Task directions >>
Lines holding the string "супругов" are the ones to copy from this listing.
##### Entries supplied #####
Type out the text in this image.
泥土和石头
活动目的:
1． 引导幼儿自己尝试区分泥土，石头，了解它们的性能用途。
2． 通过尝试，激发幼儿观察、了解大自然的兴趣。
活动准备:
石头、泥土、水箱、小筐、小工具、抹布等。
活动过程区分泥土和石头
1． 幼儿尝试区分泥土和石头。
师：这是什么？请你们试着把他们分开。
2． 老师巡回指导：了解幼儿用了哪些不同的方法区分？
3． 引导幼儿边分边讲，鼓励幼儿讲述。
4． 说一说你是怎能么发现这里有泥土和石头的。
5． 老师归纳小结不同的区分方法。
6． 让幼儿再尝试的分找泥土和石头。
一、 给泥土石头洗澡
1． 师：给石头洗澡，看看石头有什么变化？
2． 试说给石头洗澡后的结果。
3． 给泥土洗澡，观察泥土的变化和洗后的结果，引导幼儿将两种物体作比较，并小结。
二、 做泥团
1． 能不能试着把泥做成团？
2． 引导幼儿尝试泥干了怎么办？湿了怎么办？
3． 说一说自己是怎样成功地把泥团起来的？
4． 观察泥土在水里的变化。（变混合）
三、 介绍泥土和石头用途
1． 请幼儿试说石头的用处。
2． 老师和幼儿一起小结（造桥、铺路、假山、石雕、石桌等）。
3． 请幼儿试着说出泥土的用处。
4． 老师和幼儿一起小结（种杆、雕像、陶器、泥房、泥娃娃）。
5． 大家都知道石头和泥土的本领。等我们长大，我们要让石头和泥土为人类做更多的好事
#####
##### Entries supplied #####
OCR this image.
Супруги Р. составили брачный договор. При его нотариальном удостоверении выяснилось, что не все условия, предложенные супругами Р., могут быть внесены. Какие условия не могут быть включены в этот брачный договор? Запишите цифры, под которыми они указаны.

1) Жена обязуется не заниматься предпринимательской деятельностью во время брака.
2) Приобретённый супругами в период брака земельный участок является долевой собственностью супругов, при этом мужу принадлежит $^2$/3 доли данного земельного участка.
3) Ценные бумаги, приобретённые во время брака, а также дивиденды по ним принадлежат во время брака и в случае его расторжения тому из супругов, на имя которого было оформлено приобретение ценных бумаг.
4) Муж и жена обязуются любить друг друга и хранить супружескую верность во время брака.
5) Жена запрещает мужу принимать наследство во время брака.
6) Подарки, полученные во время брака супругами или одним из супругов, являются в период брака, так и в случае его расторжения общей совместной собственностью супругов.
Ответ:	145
#####
Solution to this exercise >>
2) Приобретённый супругами в период брака земельный участок является долевой собственностью супругов, при этом мужу принадлежит $^2$/3 доли данного земельного участка.
3) Ценные бумаги, приобретённые во время брака, а также дивиденды по ним принадлежат во время брака и в случае его расторжения тому из супругов, на имя которого было оформлено приобретение ценных бумаг.
6) Подарки, полученные во время брака супругами или одним из супругов, являются в период брака, так и в случае его расторжения общей совместной собственностью супругов.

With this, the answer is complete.